WHAT YOU HAVE TO DO |
Transcribe the lines below verbatim, skipping the images.

SUPPLIED RECORDS |
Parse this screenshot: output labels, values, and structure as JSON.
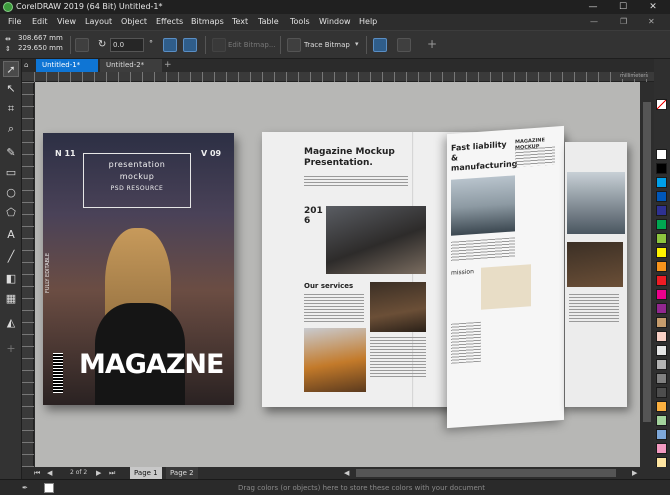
{
  "window": {
    "title": "CorelDRAW 2019 (64 Bit)  Untitled-1*"
  },
  "menu": [
    "File",
    "Edit",
    "View",
    "Layout",
    "Object",
    "Effects",
    "Bitmaps",
    "Text",
    "Table",
    "Tools",
    "Window",
    "Help"
  ],
  "propbar": {
    "x": "308.667 mm",
    "y": "229.650 mm",
    "rotation": "0.0",
    "edit_bitmap": "Edit Bitmap...",
    "trace_bitmap": "Trace Bitmap"
  },
  "tabs": [
    "Untitled-1*",
    "Untitled-2*"
  ],
  "ruler_unit": "millimeters",
  "pages": [
    "Page 1",
    "Page 2"
  ],
  "status": "Drag colors (or objects) here to store these colors with your document",
  "canvas": {
    "cover": {
      "box": [
        "presentation",
        "mockup",
        "PSD RESOURCE"
      ],
      "title": "MAGAZNE",
      "num_left": "N 11",
      "num_right": "V 09",
      "side_text": "FULLY EDITABLE"
    },
    "spread": {
      "title": "Magazine Mockup Presentation.",
      "year": "2016",
      "services": "Our services",
      "curl_heading": "Fast liability & manufacturing",
      "curl_sub": "MAGAZINE MOCKUP",
      "mission": "mission"
    }
  },
  "palette": [
    "#ffffff",
    "#000000",
    "#00a0e9",
    "#0057b8",
    "#2e3192",
    "#00a651",
    "#8dc63f",
    "#fff200",
    "#f7941d",
    "#ed1c24",
    "#ec008c",
    "#92278f",
    "#c69c6d",
    "#f9d1c7",
    "#e6e6e6",
    "#b3b3b3",
    "#808080",
    "#4d4d4d",
    "#fbb040",
    "#a3d39c",
    "#7da7d9",
    "#f49ac1",
    "#ffe6a3",
    "#d2e8c2"
  ]
}
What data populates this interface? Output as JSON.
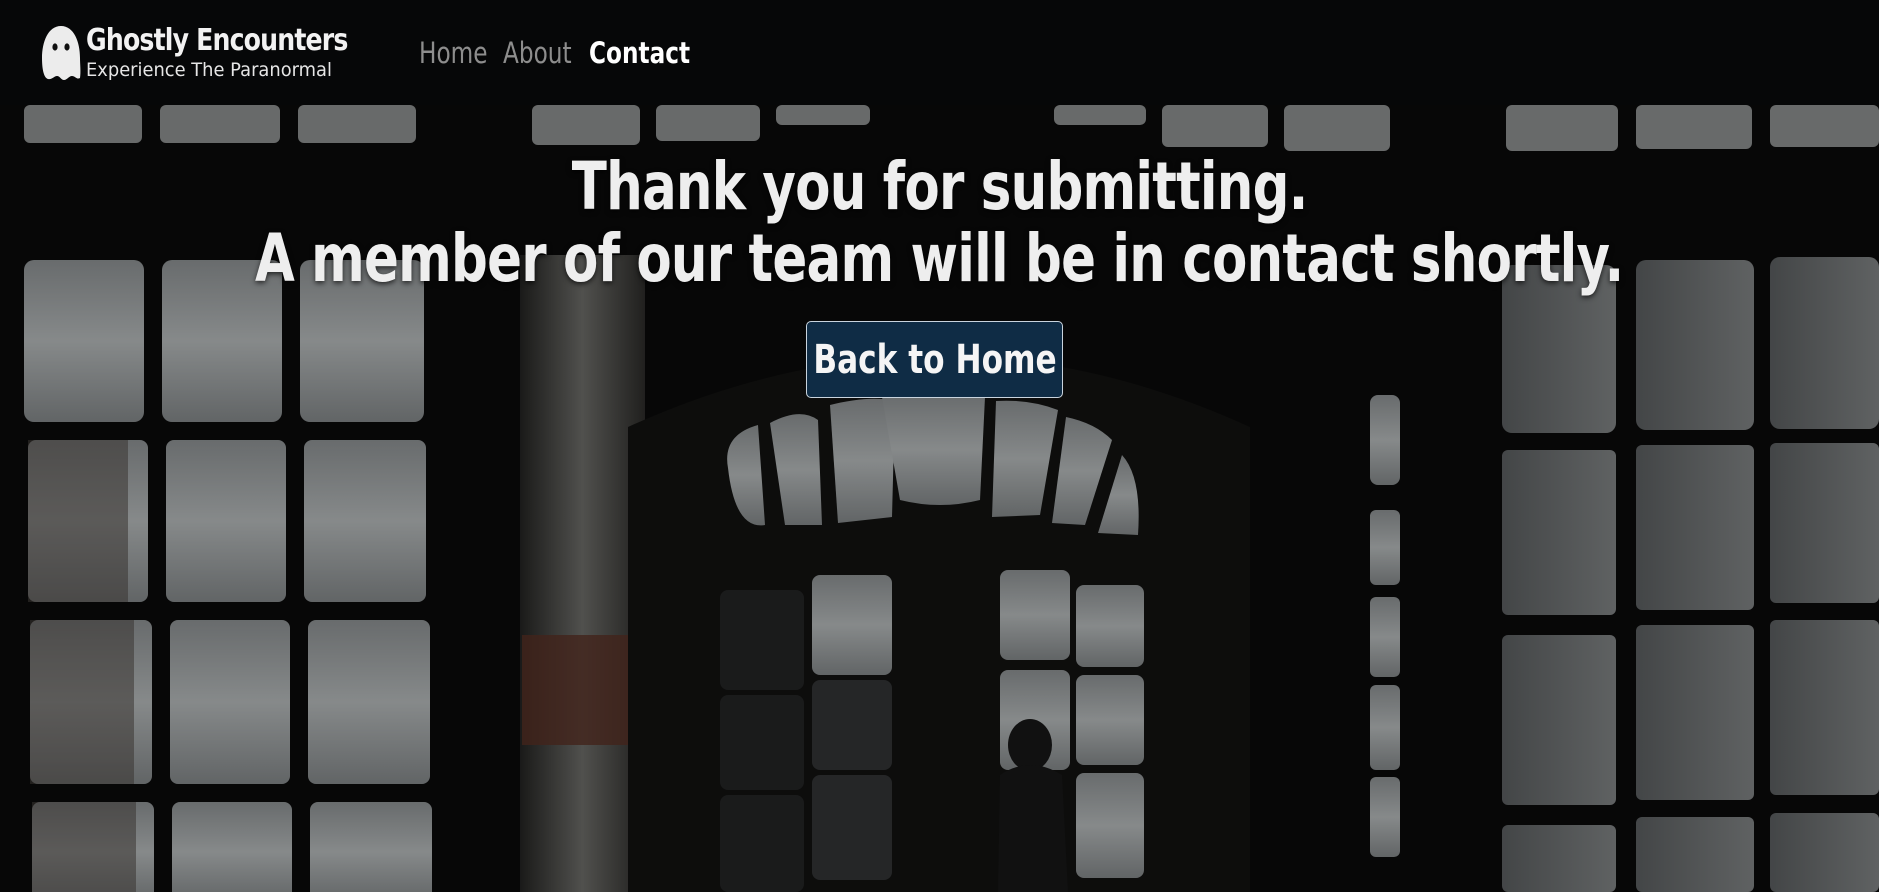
{
  "header": {
    "brand": {
      "title": "Ghostly Encounters",
      "subtitle": "Experience The Paranormal",
      "logo_icon": "ghost-icon"
    },
    "nav": [
      {
        "label": "Home",
        "state": "inactive"
      },
      {
        "label": "About",
        "state": "inactive"
      },
      {
        "label": "Contact",
        "state": "active"
      }
    ]
  },
  "hero": {
    "background": "haunted-room-with-windows-photo",
    "line1": "Thank you for submitting.",
    "line2": "A member of our team will be in contact shortly.",
    "button_label": "Back to Home"
  },
  "colors": {
    "header_bg": "#060708",
    "button_bg": "#0f2c45",
    "nav_inactive": "#8d8d8d",
    "nav_active": "#ffffff"
  }
}
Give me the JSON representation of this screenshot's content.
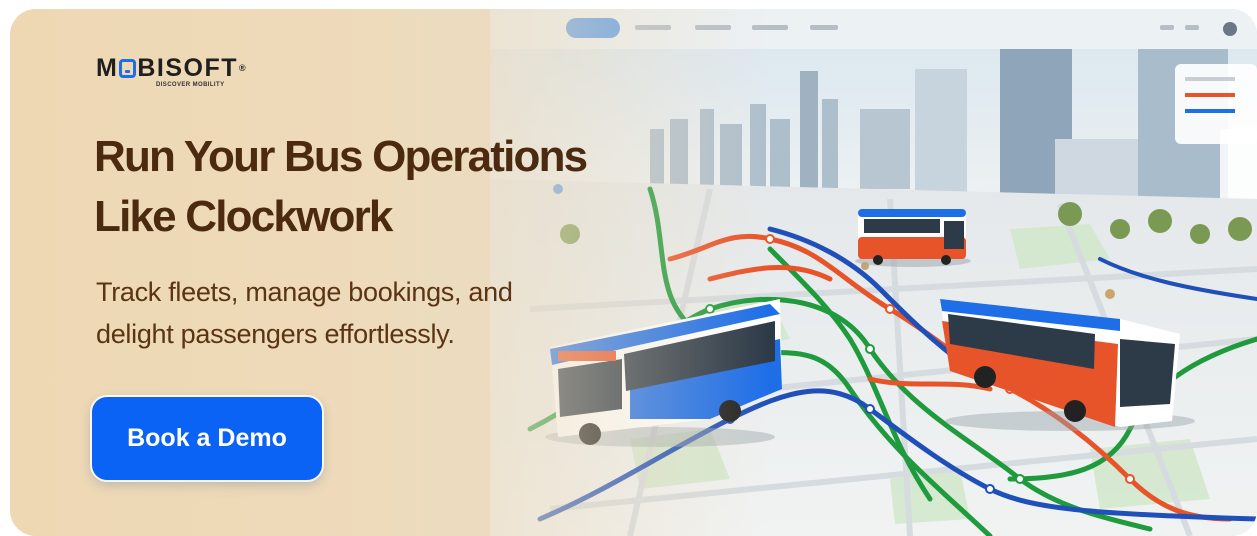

SOLUTION TO THIS PROBLEM |
Parse this screenshot: output labels, values, and structure as JSON.
{
  "window": {
    "title": "CorelDRAW 2019 (64 Bit)  Untitled-1*"
  },
  "menu": [
    "File",
    "Edit",
    "View",
    "Layout",
    "Object",
    "Effects",
    "Bitmaps",
    "Text",
    "Table",
    "Tools",
    "Window",
    "Help"
  ],
  "propbar": {
    "x": "308.667 mm",
    "y": "229.650 mm",
    "rotation": "0.0",
    "edit_bitmap": "Edit Bitmap...",
    "trace_bitmap": "Trace Bitmap"
  },
  "tabs": [
    "Untitled-1*",
    "Untitled-2*"
  ],
  "ruler_unit": "millimeters",
  "pages": [
    "Page 1",
    "Page 2"
  ],
  "status": "Drag colors (or objects) here to store these colors with your document",
  "canvas": {
    "cover": {
      "box": [
        "presentation",
        "mockup",
        "PSD RESOURCE"
      ],
      "title": "MAGAZNE",
      "num_left": "N 11",
      "num_right": "V 09",
      "side_text": "FULLY EDITABLE"
    },
    "spread": {
      "title": "Magazine Mockup Presentation.",
      "year": "2016",
      "services": "Our services",
      "curl_heading": "Fast liability & manufacturing",
      "curl_sub": "MAGAZINE MOCKUP",
      "mission": "mission"
    }
  },
  "palette": [
    "#ffffff",
    "#000000",
    "#00a0e9",
    "#0057b8",
    "#2e3192",
    "#00a651",
    "#8dc63f",
    "#fff200",
    "#f7941d",
    "#ed1c24",
    "#ec008c",
    "#92278f",
    "#c69c6d",
    "#f9d1c7",
    "#e6e6e6",
    "#b3b3b3",
    "#808080",
    "#4d4d4d",
    "#fbb040",
    "#a3d39c",
    "#7da7d9",
    "#f49ac1",
    "#ffe6a3",
    "#d2e8c2"
  ]
}
What data populates this interface? Output as JSON.
{
  "header": {
    "brand": {
      "title": "Ghostly Encounters",
      "subtitle": "Experience The Paranormal",
      "logo_icon": "ghost-icon"
    },
    "nav": [
      {
        "label": "Home",
        "state": "inactive"
      },
      {
        "label": "About",
        "state": "inactive"
      },
      {
        "label": "Contact",
        "state": "active"
      }
    ]
  },
  "hero": {
    "background": "haunted-room-with-windows-photo",
    "line1": "Thank you for submitting.",
    "line2": "A member of our team will be in contact shortly.",
    "button_label": "Back to Home"
  },
  "colors": {
    "header_bg": "#060708",
    "button_bg": "#0f2c45",
    "nav_inactive": "#8d8d8d",
    "nav_active": "#ffffff"
  }
}
Give me the JSON representation of this screenshot's content.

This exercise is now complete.